# [EXERCISE PROMPT]
Do any lines in the data below contain "fijación"? If so, copy every one of them.

===============

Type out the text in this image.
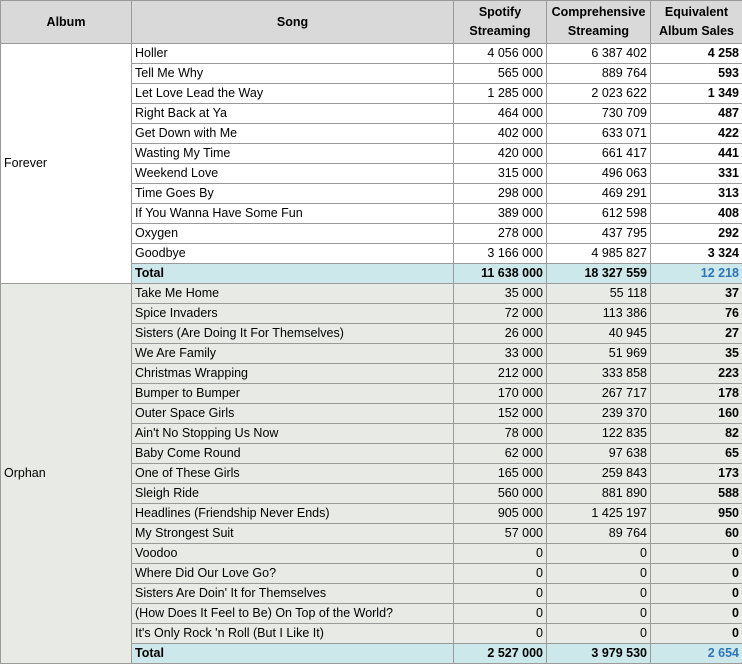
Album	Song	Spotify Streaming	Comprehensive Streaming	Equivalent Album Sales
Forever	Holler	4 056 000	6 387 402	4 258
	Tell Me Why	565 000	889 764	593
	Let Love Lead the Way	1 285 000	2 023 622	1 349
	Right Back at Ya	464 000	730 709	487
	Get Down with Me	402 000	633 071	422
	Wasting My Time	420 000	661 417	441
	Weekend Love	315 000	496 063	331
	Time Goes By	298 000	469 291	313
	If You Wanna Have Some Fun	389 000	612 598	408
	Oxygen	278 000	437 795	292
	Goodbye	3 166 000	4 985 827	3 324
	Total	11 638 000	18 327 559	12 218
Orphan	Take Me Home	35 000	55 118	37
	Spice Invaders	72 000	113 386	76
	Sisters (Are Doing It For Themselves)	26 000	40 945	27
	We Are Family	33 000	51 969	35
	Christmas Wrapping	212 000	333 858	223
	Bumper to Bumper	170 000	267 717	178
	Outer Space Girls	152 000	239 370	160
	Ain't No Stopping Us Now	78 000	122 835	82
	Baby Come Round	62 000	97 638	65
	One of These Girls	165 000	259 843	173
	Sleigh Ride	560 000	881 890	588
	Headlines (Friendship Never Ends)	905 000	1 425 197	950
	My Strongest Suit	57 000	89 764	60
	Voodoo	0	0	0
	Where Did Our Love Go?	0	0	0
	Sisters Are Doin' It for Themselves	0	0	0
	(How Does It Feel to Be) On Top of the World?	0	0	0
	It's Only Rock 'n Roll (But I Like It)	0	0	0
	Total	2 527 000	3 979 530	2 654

===============

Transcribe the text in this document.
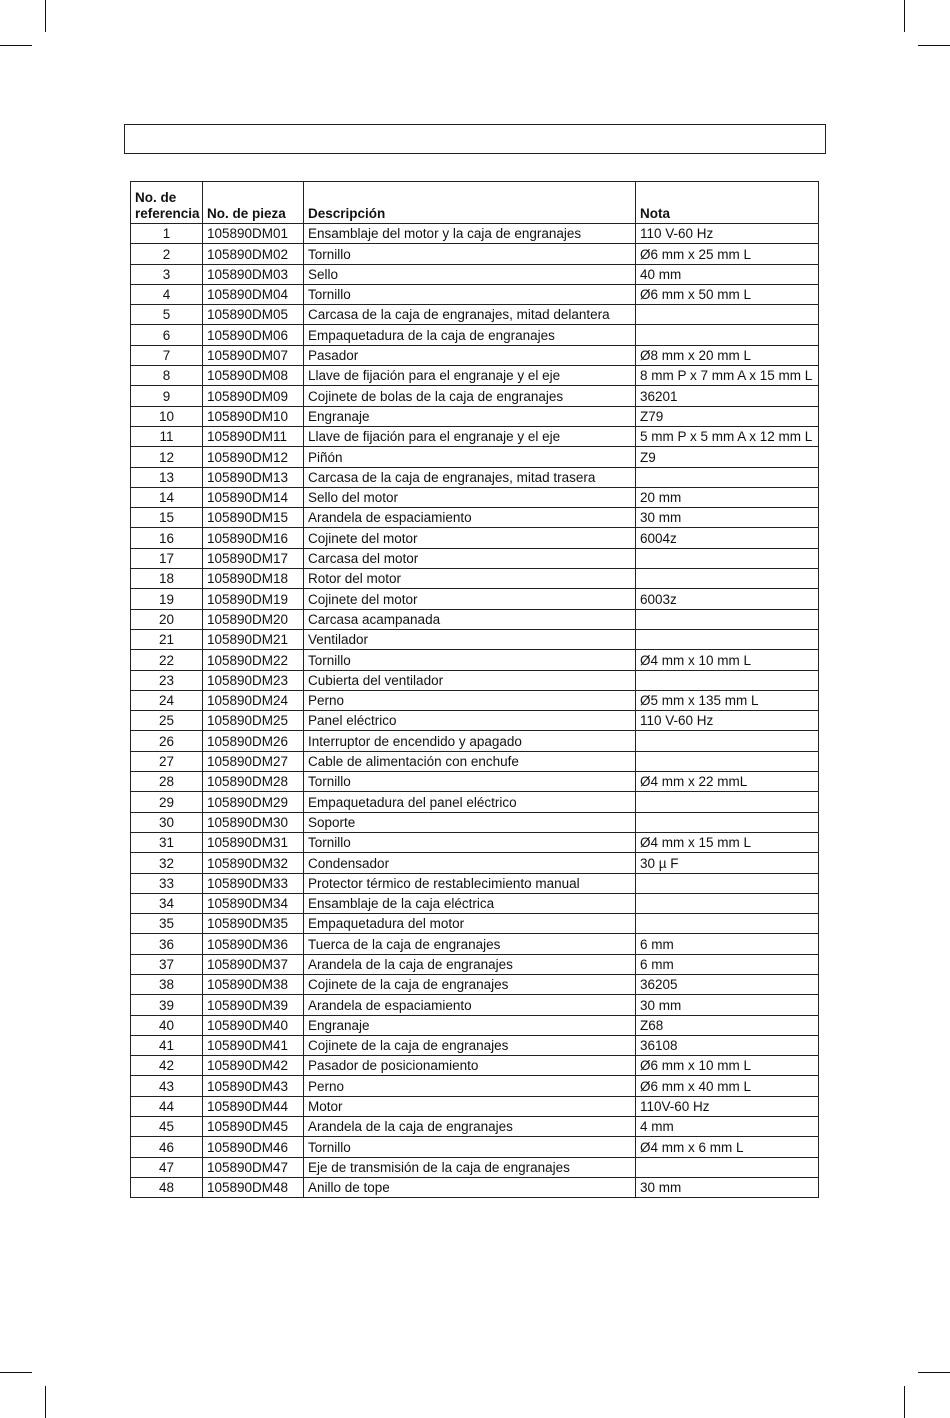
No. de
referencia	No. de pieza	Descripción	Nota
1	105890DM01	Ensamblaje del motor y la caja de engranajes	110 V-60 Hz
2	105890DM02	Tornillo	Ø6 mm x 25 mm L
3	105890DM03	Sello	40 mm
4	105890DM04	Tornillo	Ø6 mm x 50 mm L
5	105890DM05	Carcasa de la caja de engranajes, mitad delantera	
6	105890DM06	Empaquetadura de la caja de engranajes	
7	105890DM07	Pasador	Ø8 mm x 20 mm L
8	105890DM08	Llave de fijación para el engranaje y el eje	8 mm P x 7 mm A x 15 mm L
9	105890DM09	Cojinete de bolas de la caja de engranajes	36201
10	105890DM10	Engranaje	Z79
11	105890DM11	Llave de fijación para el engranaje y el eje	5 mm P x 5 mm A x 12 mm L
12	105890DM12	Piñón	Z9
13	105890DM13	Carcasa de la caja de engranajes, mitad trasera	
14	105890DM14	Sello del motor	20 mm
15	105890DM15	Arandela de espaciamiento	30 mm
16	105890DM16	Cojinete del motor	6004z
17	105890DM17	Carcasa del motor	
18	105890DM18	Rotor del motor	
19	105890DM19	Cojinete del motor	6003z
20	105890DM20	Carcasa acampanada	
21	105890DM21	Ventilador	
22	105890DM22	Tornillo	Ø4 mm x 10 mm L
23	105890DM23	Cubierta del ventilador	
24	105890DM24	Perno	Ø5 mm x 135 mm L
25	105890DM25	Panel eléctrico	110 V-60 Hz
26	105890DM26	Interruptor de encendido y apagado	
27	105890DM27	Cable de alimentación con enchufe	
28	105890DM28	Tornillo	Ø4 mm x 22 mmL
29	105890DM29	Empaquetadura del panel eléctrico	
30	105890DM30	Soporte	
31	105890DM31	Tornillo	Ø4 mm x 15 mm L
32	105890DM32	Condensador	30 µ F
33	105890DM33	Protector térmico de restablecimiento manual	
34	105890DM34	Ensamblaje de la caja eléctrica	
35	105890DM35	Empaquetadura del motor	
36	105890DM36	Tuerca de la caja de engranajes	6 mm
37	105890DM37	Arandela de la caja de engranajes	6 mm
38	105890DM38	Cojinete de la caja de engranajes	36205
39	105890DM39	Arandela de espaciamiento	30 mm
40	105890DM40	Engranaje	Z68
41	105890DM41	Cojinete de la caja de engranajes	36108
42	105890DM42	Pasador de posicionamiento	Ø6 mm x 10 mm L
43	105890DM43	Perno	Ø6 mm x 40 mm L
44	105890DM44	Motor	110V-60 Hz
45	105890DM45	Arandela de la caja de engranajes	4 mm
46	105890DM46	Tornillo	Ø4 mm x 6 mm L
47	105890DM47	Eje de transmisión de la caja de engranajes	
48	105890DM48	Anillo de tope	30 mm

===============

# [RESULT OF THE EXERCISE]
8	105890DM08	Llave de fijación para el engranaje y el eje	8 mm P x 7 mm A x 15 mm L
11	105890DM11	Llave de fijación para el engranaje y el eje	5 mm P x 5 mm A x 12 mm L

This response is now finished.